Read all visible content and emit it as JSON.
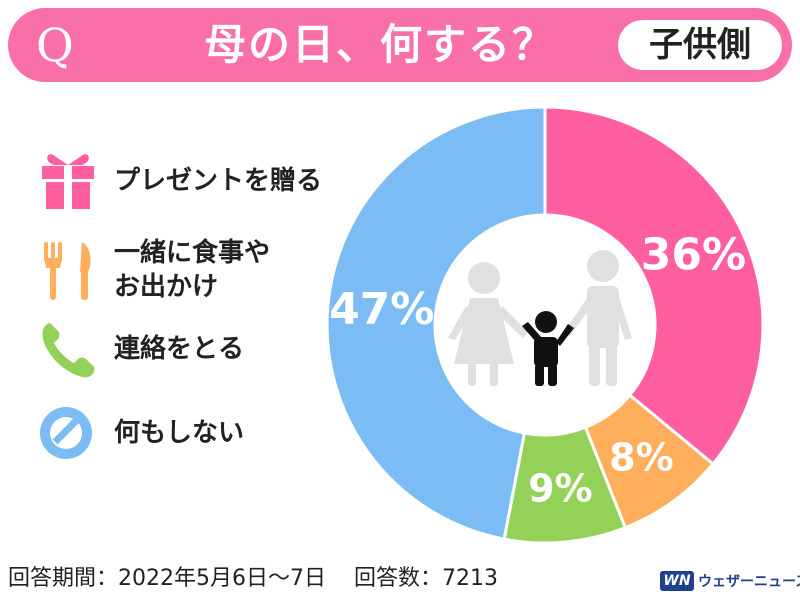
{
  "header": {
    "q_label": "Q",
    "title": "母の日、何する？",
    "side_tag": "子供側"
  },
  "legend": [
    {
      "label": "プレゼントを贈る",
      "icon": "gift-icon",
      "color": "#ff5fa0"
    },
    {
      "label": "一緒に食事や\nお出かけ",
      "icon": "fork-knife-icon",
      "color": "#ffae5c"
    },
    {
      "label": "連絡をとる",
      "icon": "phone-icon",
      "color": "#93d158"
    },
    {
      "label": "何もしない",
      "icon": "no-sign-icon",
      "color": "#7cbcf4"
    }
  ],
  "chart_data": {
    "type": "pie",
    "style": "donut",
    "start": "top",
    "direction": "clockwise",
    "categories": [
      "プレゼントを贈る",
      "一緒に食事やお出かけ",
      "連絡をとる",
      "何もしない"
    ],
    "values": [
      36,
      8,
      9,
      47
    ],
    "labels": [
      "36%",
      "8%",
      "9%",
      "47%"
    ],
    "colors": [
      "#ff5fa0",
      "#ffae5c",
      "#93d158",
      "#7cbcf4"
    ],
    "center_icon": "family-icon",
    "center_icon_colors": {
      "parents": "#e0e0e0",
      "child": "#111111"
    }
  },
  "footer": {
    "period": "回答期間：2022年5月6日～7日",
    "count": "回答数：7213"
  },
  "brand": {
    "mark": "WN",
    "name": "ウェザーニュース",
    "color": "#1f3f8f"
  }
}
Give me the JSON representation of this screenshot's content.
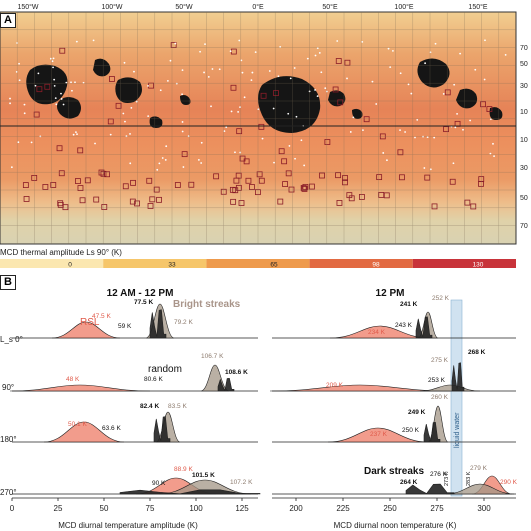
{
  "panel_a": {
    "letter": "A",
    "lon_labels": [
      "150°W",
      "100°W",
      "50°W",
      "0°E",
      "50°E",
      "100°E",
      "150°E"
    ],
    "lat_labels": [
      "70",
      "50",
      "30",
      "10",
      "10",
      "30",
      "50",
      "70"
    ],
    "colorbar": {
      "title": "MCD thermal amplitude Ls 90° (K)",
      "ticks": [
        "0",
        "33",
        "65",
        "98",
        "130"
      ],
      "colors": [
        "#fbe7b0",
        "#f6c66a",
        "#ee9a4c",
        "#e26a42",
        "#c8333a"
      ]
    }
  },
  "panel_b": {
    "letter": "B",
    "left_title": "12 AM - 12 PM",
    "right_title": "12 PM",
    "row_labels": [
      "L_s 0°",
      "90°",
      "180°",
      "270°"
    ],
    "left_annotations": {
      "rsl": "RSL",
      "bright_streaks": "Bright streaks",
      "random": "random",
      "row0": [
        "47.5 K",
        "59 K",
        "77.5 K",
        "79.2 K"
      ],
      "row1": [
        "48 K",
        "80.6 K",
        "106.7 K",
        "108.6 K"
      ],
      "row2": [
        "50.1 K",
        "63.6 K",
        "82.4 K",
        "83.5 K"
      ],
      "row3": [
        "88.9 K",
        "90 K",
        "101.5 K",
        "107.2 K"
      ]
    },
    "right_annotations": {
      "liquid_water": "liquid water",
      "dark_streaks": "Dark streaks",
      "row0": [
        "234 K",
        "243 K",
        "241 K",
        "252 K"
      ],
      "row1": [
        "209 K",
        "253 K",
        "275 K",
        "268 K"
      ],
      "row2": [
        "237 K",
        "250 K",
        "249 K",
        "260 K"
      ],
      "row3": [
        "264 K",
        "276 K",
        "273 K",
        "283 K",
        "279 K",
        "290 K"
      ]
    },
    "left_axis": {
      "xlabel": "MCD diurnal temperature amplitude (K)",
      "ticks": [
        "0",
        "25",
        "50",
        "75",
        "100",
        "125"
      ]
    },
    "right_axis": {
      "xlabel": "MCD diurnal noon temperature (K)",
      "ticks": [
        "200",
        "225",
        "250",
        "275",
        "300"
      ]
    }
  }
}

□ □ □ □

Without including any picture, repeat the data exactly.

Read all visible content and emit it as JSON.
{
  "header": {
    "q_label": "Q",
    "title": "母の日、何する？",
    "side_tag": "子供側"
  },
  "legend": [
    {
      "label": "プレゼントを贈る",
      "icon": "gift-icon",
      "color": "#ff5fa0"
    },
    {
      "label": "一緒に食事や\nお出かけ",
      "icon": "fork-knife-icon",
      "color": "#ffae5c"
    },
    {
      "label": "連絡をとる",
      "icon": "phone-icon",
      "color": "#93d158"
    },
    {
      "label": "何もしない",
      "icon": "no-sign-icon",
      "color": "#7cbcf4"
    }
  ],
  "chart_data": {
    "type": "pie",
    "style": "donut",
    "start": "top",
    "direction": "clockwise",
    "categories": [
      "プレゼントを贈る",
      "一緒に食事やお出かけ",
      "連絡をとる",
      "何もしない"
    ],
    "values": [
      36,
      8,
      9,
      47
    ],
    "labels": [
      "36%",
      "8%",
      "9%",
      "47%"
    ],
    "colors": [
      "#ff5fa0",
      "#ffae5c",
      "#93d158",
      "#7cbcf4"
    ],
    "center_icon": "family-icon",
    "center_icon_colors": {
      "parents": "#e0e0e0",
      "child": "#111111"
    }
  },
  "footer": {
    "period": "回答期間：2022年5月6日～7日",
    "count": "回答数：7213"
  },
  "brand": {
    "mark": "WN",
    "name": "ウェザーニュース",
    "color": "#1f3f8f"
  }
}
Give me the JSON representation of this screenshot's content.
{
  "panel_a": {
    "letter": "A",
    "lon_labels": [
      "150°W",
      "100°W",
      "50°W",
      "0°E",
      "50°E",
      "100°E",
      "150°E"
    ],
    "lat_labels": [
      "70",
      "50",
      "30",
      "10",
      "10",
      "30",
      "50",
      "70"
    ],
    "colorbar": {
      "title": "MCD thermal amplitude Ls 90° (K)",
      "ticks": [
        "0",
        "33",
        "65",
        "98",
        "130"
      ],
      "colors": [
        "#fbe7b0",
        "#f6c66a",
        "#ee9a4c",
        "#e26a42",
        "#c8333a"
      ]
    }
  },
  "panel_b": {
    "letter": "B",
    "left_title": "12 AM - 12 PM",
    "right_title": "12 PM",
    "row_labels": [
      "L_s 0°",
      "90°",
      "180°",
      "270°"
    ],
    "left_annotations": {
      "rsl": "RSL",
      "bright_streaks": "Bright streaks",
      "random": "random",
      "row0": [
        "47.5 K",
        "59 K",
        "77.5 K",
        "79.2 K"
      ],
      "row1": [
        "48 K",
        "80.6 K",
        "106.7 K",
        "108.6 K"
      ],
      "row2": [
        "50.1 K",
        "63.6 K",
        "82.4 K",
        "83.5 K"
      ],
      "row3": [
        "88.9 K",
        "90 K",
        "101.5 K",
        "107.2 K"
      ]
    },
    "right_annotations": {
      "liquid_water": "liquid water",
      "dark_streaks": "Dark streaks",
      "row0": [
        "234 K",
        "243 K",
        "241 K",
        "252 K"
      ],
      "row1": [
        "209 K",
        "253 K",
        "275 K",
        "268 K"
      ],
      "row2": [
        "237 K",
        "250 K",
        "249 K",
        "260 K"
      ],
      "row3": [
        "264 K",
        "276 K",
        "273 K",
        "283 K",
        "279 K",
        "290 K"
      ]
    },
    "left_axis": {
      "xlabel": "MCD diurnal temperature amplitude (K)",
      "ticks": [
        "0",
        "25",
        "50",
        "75",
        "100",
        "125"
      ]
    },
    "right_axis": {
      "xlabel": "MCD diurnal noon temperature (K)",
      "ticks": [
        "200",
        "225",
        "250",
        "275",
        "300"
      ]
    }
  }
}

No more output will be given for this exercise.